───── Extracted material
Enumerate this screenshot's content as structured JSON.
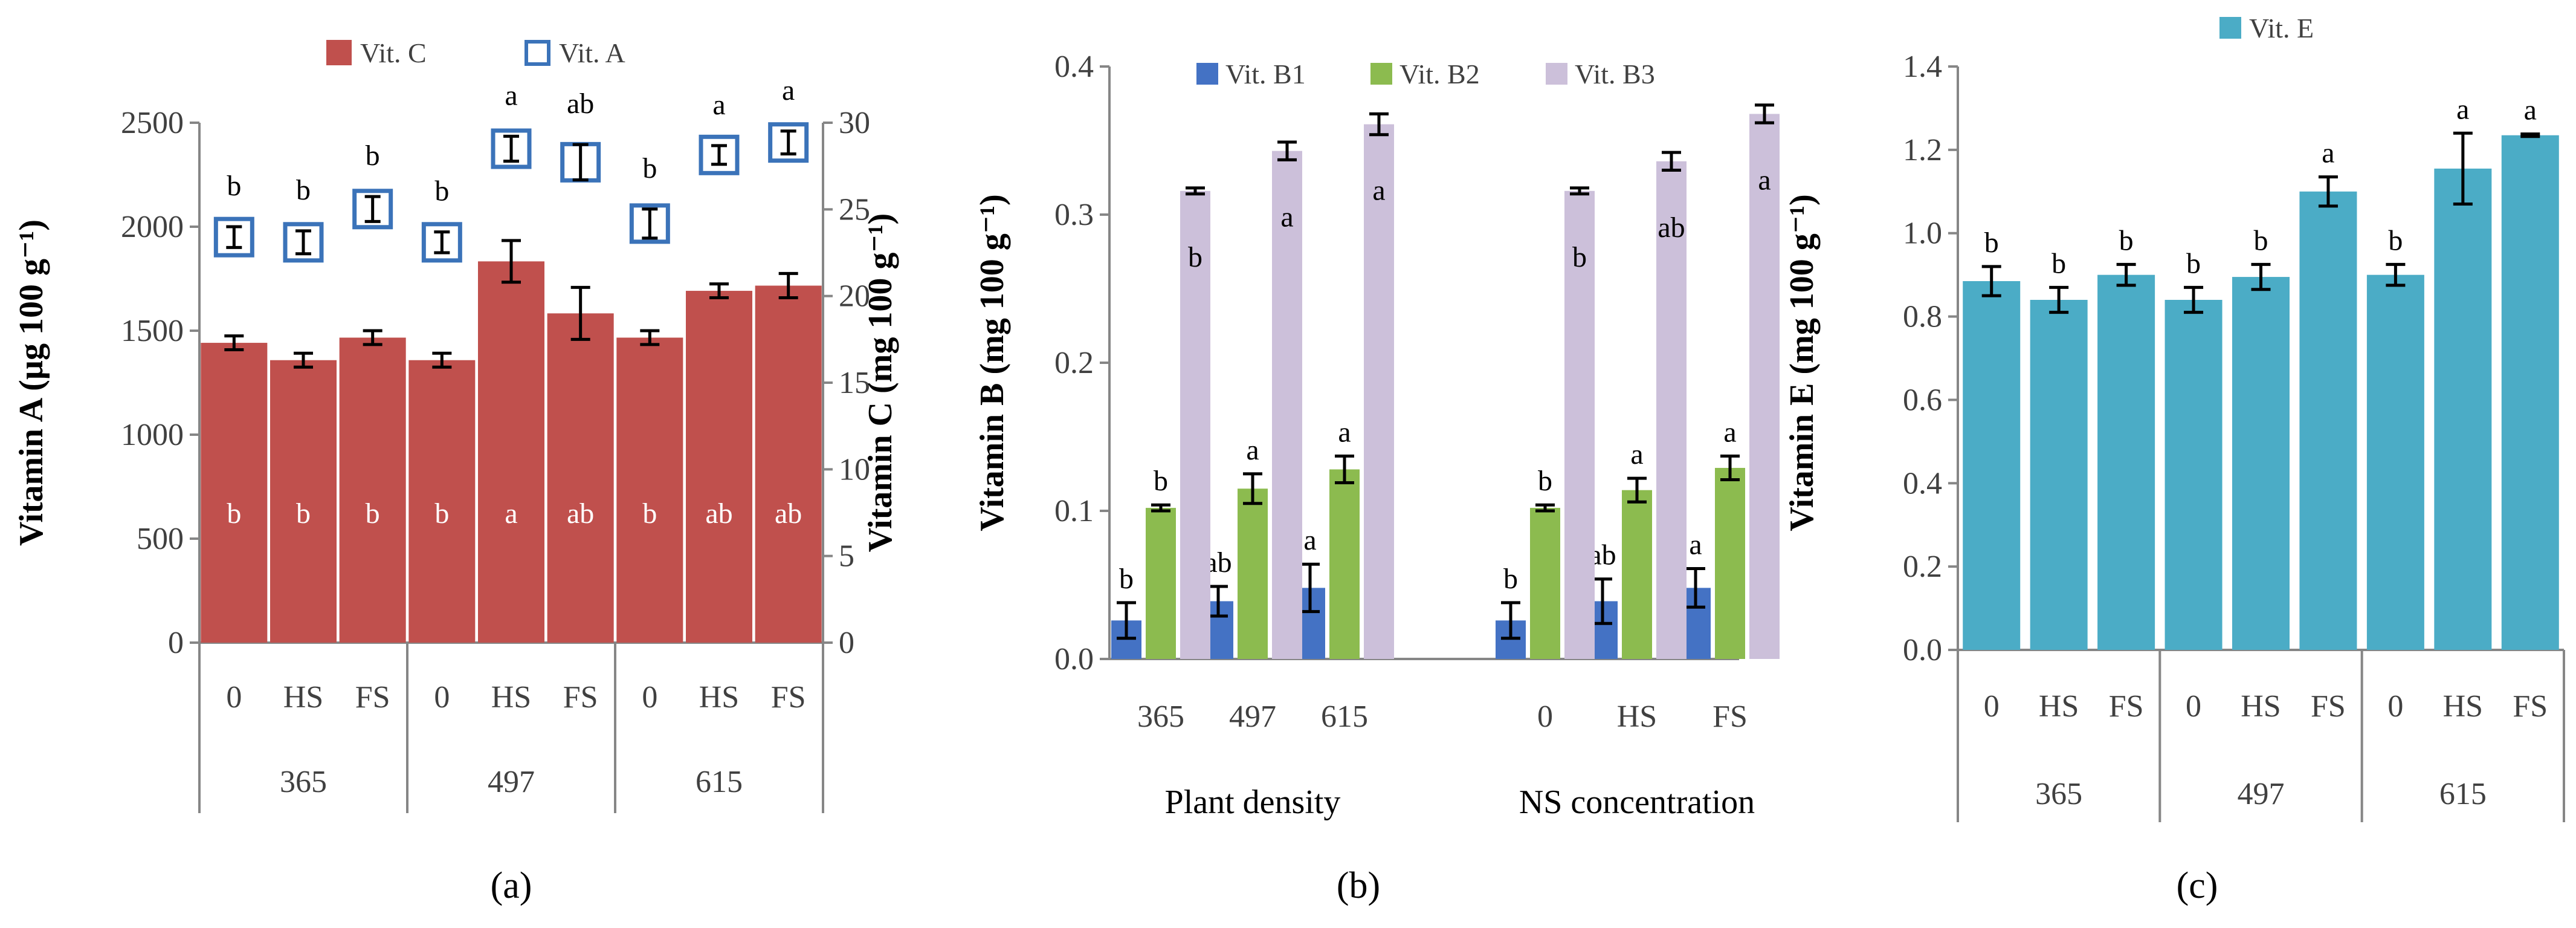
{
  "chart_data": [
    {
      "panel": "a",
      "type": "bar",
      "panel_label": "(a)",
      "categories": [
        "0",
        "HS",
        "FS",
        "0",
        "HS",
        "FS",
        "0",
        "HS",
        "FS"
      ],
      "groups": [
        "365",
        "497",
        "615"
      ],
      "ylabel_left": "Vitamin A (µg 100 g⁻¹)",
      "ylabel_right": "Vitamin C (mg 100 g⁻¹)",
      "ylim_left": [
        0,
        2500
      ],
      "ylim_right": [
        0,
        30
      ],
      "yticks_left": [
        "0",
        "500",
        "1000",
        "1500",
        "2000",
        "2500"
      ],
      "yticks_right": [
        "0",
        "5",
        "10",
        "15",
        "20",
        "25",
        "30"
      ],
      "legend": [
        "Vit. C",
        "Vit. A"
      ],
      "series": [
        {
          "name": "Vit. C",
          "axis": "right",
          "mark": "bar",
          "color": "#c0504d",
          "values": [
            17.3,
            16.3,
            17.6,
            16.3,
            22.0,
            19.0,
            17.6,
            20.3,
            20.6
          ],
          "errors": [
            0.4,
            0.4,
            0.4,
            0.4,
            1.2,
            1.5,
            0.4,
            0.4,
            0.7
          ],
          "letters": [
            "b",
            "b",
            "b",
            "b",
            "a",
            "ab",
            "b",
            "ab",
            "ab"
          ]
        },
        {
          "name": "Vit. A",
          "axis": "left",
          "mark": "square",
          "color": "#3b73b9",
          "values": [
            1950,
            1925,
            2085,
            1925,
            2375,
            2310,
            2015,
            2345,
            2405
          ],
          "errors": [
            50,
            55,
            60,
            50,
            60,
            85,
            70,
            45,
            55
          ],
          "letters": [
            "b",
            "b",
            "b",
            "b",
            "a",
            "ab",
            "b",
            "a",
            "a"
          ]
        }
      ]
    },
    {
      "panel": "b",
      "type": "bar",
      "panel_label": "(b)",
      "categories": [
        "365",
        "497",
        "615",
        "0",
        "HS",
        "FS"
      ],
      "groups": [
        "Plant density",
        "NS concentration"
      ],
      "ylabel": "Vitamin B (mg 100 g⁻¹)",
      "ylim": [
        0,
        0.4
      ],
      "yticks": [
        "0.0",
        "0.1",
        "0.2",
        "0.3",
        "0.4"
      ],
      "legend": [
        "Vit. B1",
        "Vit. B2",
        "Vit. B3"
      ],
      "series": [
        {
          "name": "Vit. B1",
          "color": "#4472c4",
          "values": [
            0.026,
            0.039,
            0.048,
            0.026,
            0.039,
            0.048
          ],
          "errors": [
            0.012,
            0.01,
            0.016,
            0.012,
            0.015,
            0.013
          ],
          "letters": [
            "b",
            "ab",
            "a",
            "b",
            "ab",
            "a"
          ]
        },
        {
          "name": "Vit. B2",
          "color": "#8cbb4f",
          "values": [
            0.102,
            0.115,
            0.128,
            0.102,
            0.114,
            0.129
          ],
          "errors": [
            0.002,
            0.01,
            0.009,
            0.002,
            0.008,
            0.008
          ],
          "letters": [
            "b",
            "a",
            "a",
            "b",
            "a",
            "a"
          ]
        },
        {
          "name": "Vit. B3",
          "color": "#ccc0da",
          "values": [
            0.316,
            0.343,
            0.361,
            0.316,
            0.336,
            0.368
          ],
          "errors": [
            0.002,
            0.006,
            0.007,
            0.002,
            0.006,
            0.006
          ],
          "letters": [
            "b",
            "a",
            "a",
            "b",
            "ab",
            "a"
          ]
        }
      ]
    },
    {
      "panel": "c",
      "type": "bar",
      "panel_label": "(c)",
      "categories": [
        "0",
        "HS",
        "FS",
        "0",
        "HS",
        "FS",
        "0",
        "HS",
        "FS"
      ],
      "groups": [
        "365",
        "497",
        "615"
      ],
      "ylabel": "Vitamin E (mg 100 g⁻¹)",
      "ylim": [
        0,
        1.4
      ],
      "yticks": [
        "0.0",
        "0.2",
        "0.4",
        "0.6",
        "0.8",
        "1.0",
        "1.2",
        "1.4"
      ],
      "legend": [
        "Vit. E"
      ],
      "series": [
        {
          "name": "Vit. E",
          "color": "#4bacc6",
          "values": [
            0.885,
            0.84,
            0.9,
            0.84,
            0.895,
            1.1,
            0.9,
            1.155,
            1.235
          ],
          "errors": [
            0.035,
            0.03,
            0.025,
            0.03,
            0.03,
            0.035,
            0.025,
            0.085,
            0.003
          ],
          "letters": [
            "b",
            "b",
            "b",
            "b",
            "b",
            "a",
            "b",
            "a",
            "a"
          ]
        }
      ]
    }
  ]
}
──────────
■ **Objective**: Leave the images out and output the remaining material exactly as it stands.

■ **Solution**:
Enumerate this screenshot's content as structured JSON.
{
  "chart_data": [
    {
      "panel": "a",
      "type": "bar",
      "panel_label": "(a)",
      "categories": [
        "0",
        "HS",
        "FS",
        "0",
        "HS",
        "FS",
        "0",
        "HS",
        "FS"
      ],
      "groups": [
        "365",
        "497",
        "615"
      ],
      "ylabel_left": "Vitamin A (µg 100 g⁻¹)",
      "ylabel_right": "Vitamin C (mg 100 g⁻¹)",
      "ylim_left": [
        0,
        2500
      ],
      "ylim_right": [
        0,
        30
      ],
      "yticks_left": [
        "0",
        "500",
        "1000",
        "1500",
        "2000",
        "2500"
      ],
      "yticks_right": [
        "0",
        "5",
        "10",
        "15",
        "20",
        "25",
        "30"
      ],
      "legend": [
        "Vit. C",
        "Vit. A"
      ],
      "series": [
        {
          "name": "Vit. C",
          "axis": "right",
          "mark": "bar",
          "color": "#c0504d",
          "values": [
            17.3,
            16.3,
            17.6,
            16.3,
            22.0,
            19.0,
            17.6,
            20.3,
            20.6
          ],
          "errors": [
            0.4,
            0.4,
            0.4,
            0.4,
            1.2,
            1.5,
            0.4,
            0.4,
            0.7
          ],
          "letters": [
            "b",
            "b",
            "b",
            "b",
            "a",
            "ab",
            "b",
            "ab",
            "ab"
          ]
        },
        {
          "name": "Vit. A",
          "axis": "left",
          "mark": "square",
          "color": "#3b73b9",
          "values": [
            1950,
            1925,
            2085,
            1925,
            2375,
            2310,
            2015,
            2345,
            2405
          ],
          "errors": [
            50,
            55,
            60,
            50,
            60,
            85,
            70,
            45,
            55
          ],
          "letters": [
            "b",
            "b",
            "b",
            "b",
            "a",
            "ab",
            "b",
            "a",
            "a"
          ]
        }
      ]
    },
    {
      "panel": "b",
      "type": "bar",
      "panel_label": "(b)",
      "categories": [
        "365",
        "497",
        "615",
        "0",
        "HS",
        "FS"
      ],
      "groups": [
        "Plant density",
        "NS concentration"
      ],
      "ylabel": "Vitamin B (mg 100 g⁻¹)",
      "ylim": [
        0,
        0.4
      ],
      "yticks": [
        "0.0",
        "0.1",
        "0.2",
        "0.3",
        "0.4"
      ],
      "legend": [
        "Vit. B1",
        "Vit. B2",
        "Vit. B3"
      ],
      "series": [
        {
          "name": "Vit. B1",
          "color": "#4472c4",
          "values": [
            0.026,
            0.039,
            0.048,
            0.026,
            0.039,
            0.048
          ],
          "errors": [
            0.012,
            0.01,
            0.016,
            0.012,
            0.015,
            0.013
          ],
          "letters": [
            "b",
            "ab",
            "a",
            "b",
            "ab",
            "a"
          ]
        },
        {
          "name": "Vit. B2",
          "color": "#8cbb4f",
          "values": [
            0.102,
            0.115,
            0.128,
            0.102,
            0.114,
            0.129
          ],
          "errors": [
            0.002,
            0.01,
            0.009,
            0.002,
            0.008,
            0.008
          ],
          "letters": [
            "b",
            "a",
            "a",
            "b",
            "a",
            "a"
          ]
        },
        {
          "name": "Vit. B3",
          "color": "#ccc0da",
          "values": [
            0.316,
            0.343,
            0.361,
            0.316,
            0.336,
            0.368
          ],
          "errors": [
            0.002,
            0.006,
            0.007,
            0.002,
            0.006,
            0.006
          ],
          "letters": [
            "b",
            "a",
            "a",
            "b",
            "ab",
            "a"
          ]
        }
      ]
    },
    {
      "panel": "c",
      "type": "bar",
      "panel_label": "(c)",
      "categories": [
        "0",
        "HS",
        "FS",
        "0",
        "HS",
        "FS",
        "0",
        "HS",
        "FS"
      ],
      "groups": [
        "365",
        "497",
        "615"
      ],
      "ylabel": "Vitamin E (mg 100 g⁻¹)",
      "ylim": [
        0,
        1.4
      ],
      "yticks": [
        "0.0",
        "0.2",
        "0.4",
        "0.6",
        "0.8",
        "1.0",
        "1.2",
        "1.4"
      ],
      "legend": [
        "Vit. E"
      ],
      "series": [
        {
          "name": "Vit. E",
          "color": "#4bacc6",
          "values": [
            0.885,
            0.84,
            0.9,
            0.84,
            0.895,
            1.1,
            0.9,
            1.155,
            1.235
          ],
          "errors": [
            0.035,
            0.03,
            0.025,
            0.03,
            0.03,
            0.035,
            0.025,
            0.085,
            0.003
          ],
          "letters": [
            "b",
            "b",
            "b",
            "b",
            "b",
            "a",
            "b",
            "a",
            "a"
          ]
        }
      ]
    }
  ]
}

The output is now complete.